-- begin The records --

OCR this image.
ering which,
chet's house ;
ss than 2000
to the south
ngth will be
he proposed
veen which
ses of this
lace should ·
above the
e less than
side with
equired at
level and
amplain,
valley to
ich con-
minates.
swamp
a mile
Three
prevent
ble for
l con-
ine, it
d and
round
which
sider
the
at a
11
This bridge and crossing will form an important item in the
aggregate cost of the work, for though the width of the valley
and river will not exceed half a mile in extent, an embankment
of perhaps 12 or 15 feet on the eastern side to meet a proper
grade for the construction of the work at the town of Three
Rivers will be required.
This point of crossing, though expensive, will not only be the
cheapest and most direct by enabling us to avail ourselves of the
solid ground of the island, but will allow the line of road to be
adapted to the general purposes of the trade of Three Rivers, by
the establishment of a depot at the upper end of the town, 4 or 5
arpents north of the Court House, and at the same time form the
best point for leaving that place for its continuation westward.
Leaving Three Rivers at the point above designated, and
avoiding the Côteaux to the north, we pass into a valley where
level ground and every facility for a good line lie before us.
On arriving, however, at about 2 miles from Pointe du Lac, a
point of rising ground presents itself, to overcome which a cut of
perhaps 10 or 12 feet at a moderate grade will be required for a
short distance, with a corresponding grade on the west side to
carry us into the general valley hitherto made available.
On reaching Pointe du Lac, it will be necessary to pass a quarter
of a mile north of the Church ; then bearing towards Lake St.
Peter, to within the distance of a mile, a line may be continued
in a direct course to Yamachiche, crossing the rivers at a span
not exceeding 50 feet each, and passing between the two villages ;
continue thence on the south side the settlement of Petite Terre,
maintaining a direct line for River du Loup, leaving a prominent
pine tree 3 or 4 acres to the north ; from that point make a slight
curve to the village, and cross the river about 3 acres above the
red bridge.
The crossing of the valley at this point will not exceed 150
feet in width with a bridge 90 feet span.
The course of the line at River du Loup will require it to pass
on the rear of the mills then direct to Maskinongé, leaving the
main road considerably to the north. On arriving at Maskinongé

-- end The records --

Instructions for the task | Point out every line holding the string "Maskinongé" and copy it.

Worked answer |
on the rear of the mills then direct to Maskinongé, leaving the
main road considerably to the north. On arriving at Maskinongé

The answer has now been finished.